***** SUPPLIED MATERIAL

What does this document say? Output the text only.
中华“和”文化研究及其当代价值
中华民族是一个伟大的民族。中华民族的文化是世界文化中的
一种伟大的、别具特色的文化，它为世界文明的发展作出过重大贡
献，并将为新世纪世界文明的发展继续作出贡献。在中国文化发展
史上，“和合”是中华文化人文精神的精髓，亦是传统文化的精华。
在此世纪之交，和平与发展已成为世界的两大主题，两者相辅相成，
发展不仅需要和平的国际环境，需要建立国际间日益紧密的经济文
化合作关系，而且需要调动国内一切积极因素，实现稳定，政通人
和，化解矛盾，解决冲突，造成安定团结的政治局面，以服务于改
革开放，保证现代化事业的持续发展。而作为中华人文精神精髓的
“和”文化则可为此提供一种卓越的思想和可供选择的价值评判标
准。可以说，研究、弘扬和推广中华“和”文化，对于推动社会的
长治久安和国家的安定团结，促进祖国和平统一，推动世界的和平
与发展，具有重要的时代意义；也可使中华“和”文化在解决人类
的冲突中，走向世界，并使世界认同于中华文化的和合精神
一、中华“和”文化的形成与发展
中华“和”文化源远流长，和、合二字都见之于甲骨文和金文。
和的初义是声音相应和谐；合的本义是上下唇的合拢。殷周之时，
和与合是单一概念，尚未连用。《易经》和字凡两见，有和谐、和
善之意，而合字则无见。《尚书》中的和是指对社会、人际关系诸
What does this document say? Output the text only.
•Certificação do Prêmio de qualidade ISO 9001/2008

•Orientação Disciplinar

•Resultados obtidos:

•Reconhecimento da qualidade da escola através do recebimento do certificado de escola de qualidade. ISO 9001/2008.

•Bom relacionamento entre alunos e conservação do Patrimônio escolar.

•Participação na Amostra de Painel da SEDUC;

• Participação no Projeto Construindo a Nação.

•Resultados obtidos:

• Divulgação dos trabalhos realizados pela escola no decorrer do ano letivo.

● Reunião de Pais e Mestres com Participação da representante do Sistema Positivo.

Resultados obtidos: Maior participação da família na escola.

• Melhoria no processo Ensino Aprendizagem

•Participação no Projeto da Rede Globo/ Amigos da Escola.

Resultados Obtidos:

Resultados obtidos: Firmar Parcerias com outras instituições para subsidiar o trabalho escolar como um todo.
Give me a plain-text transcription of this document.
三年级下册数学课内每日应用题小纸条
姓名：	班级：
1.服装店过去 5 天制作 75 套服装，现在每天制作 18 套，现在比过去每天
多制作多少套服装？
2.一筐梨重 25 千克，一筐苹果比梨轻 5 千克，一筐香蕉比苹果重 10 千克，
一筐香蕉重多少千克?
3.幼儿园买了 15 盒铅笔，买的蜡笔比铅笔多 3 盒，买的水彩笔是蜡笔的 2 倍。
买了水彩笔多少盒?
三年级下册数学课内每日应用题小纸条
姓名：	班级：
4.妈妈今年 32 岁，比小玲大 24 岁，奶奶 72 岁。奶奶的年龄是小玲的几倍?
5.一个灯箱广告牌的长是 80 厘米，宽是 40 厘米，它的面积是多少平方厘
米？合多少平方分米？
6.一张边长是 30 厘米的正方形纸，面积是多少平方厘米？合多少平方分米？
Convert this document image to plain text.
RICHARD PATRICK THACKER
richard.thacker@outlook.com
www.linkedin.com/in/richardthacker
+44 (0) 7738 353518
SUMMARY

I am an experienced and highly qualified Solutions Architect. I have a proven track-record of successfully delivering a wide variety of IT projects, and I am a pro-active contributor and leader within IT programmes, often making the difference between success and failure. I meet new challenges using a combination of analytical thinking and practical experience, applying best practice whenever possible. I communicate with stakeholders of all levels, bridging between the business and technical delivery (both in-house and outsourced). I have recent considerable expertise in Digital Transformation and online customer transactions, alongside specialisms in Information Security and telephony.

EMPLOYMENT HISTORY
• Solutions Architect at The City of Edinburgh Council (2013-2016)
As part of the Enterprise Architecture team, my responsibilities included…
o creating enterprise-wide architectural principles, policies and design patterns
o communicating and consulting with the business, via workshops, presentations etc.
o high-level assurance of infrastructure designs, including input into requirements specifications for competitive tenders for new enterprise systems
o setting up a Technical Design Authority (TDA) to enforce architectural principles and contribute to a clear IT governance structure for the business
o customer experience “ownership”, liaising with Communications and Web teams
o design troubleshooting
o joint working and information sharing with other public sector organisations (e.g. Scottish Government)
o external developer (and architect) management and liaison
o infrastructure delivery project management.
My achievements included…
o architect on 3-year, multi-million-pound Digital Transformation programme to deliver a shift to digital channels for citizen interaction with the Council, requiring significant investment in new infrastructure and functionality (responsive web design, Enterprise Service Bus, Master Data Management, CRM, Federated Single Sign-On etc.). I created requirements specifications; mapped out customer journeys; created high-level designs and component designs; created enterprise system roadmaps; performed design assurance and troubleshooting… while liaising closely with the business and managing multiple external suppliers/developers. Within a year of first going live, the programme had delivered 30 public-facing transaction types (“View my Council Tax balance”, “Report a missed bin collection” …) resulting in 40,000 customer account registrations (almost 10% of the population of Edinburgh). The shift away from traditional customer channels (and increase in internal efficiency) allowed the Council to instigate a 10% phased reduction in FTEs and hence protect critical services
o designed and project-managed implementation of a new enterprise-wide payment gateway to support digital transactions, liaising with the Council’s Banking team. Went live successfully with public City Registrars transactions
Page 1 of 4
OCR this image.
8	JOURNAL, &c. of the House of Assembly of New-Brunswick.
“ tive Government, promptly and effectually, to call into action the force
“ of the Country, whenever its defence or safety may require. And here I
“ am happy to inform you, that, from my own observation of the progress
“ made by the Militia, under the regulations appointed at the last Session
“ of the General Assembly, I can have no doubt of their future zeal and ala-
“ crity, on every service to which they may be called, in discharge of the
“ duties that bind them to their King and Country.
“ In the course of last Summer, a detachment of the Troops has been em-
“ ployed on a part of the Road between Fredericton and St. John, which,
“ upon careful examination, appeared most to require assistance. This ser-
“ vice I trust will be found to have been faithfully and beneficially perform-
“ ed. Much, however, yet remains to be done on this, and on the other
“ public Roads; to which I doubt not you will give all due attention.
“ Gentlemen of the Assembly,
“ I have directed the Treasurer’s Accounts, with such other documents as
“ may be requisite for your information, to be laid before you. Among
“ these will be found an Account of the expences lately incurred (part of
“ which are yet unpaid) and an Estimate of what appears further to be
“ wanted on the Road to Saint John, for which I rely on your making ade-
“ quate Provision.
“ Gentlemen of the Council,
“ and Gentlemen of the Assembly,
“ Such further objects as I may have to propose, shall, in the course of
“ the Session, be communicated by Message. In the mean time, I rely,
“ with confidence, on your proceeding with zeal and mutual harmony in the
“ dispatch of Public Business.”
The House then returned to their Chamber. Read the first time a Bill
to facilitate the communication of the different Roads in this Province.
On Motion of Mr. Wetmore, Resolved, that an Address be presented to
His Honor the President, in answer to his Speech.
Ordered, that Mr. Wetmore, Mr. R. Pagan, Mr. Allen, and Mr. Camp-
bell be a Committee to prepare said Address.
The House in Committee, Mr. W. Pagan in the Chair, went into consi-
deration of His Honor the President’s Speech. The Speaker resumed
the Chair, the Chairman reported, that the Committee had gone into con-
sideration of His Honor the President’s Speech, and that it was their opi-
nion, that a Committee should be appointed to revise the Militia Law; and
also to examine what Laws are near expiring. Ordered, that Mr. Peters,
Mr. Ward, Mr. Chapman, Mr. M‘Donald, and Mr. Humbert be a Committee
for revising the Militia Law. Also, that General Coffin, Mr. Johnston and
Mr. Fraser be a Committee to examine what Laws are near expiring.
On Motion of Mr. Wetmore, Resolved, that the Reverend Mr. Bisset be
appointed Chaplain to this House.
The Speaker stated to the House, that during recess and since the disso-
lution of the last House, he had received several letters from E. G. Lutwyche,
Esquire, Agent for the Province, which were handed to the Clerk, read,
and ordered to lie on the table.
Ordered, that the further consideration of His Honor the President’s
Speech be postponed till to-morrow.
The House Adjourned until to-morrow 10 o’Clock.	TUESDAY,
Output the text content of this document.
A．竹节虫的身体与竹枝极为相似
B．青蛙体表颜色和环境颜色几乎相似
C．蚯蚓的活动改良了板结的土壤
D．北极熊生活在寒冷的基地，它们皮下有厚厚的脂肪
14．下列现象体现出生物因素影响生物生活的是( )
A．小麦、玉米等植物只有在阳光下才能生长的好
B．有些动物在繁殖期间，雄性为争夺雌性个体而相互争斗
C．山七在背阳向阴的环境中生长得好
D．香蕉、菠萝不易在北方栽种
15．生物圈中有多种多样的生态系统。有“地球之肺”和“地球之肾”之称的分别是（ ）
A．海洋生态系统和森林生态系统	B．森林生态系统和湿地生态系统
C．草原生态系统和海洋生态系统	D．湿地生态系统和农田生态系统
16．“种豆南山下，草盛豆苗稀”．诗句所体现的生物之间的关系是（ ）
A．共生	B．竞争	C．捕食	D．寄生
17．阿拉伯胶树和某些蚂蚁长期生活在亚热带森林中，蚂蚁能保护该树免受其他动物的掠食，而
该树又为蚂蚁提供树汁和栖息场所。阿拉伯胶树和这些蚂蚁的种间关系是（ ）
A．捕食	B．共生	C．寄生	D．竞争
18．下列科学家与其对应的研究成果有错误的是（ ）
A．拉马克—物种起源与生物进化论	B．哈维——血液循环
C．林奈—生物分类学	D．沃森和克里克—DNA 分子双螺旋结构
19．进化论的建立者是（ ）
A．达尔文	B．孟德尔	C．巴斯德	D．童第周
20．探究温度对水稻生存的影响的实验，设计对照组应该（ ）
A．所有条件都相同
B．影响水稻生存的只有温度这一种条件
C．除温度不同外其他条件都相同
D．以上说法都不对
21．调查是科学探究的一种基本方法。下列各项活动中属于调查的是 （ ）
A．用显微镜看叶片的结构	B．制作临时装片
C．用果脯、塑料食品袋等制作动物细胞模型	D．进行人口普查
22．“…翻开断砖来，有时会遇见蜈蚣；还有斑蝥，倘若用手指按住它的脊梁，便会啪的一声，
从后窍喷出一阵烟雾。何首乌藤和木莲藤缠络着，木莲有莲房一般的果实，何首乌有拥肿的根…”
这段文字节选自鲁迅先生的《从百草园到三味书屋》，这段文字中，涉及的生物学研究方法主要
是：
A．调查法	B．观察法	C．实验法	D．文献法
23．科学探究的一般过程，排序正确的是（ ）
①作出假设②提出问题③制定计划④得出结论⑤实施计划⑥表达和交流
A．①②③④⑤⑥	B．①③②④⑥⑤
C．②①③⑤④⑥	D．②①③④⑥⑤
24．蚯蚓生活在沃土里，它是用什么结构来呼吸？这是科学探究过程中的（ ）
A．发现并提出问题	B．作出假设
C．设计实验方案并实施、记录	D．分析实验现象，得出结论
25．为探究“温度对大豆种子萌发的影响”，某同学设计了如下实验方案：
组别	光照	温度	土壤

**********

**INSTRUCTIONS FOR THE TASK**:
Within the entries above, work out how many lines contain the word "been". The number alone is the answer.

**FINISHED TASK**:
2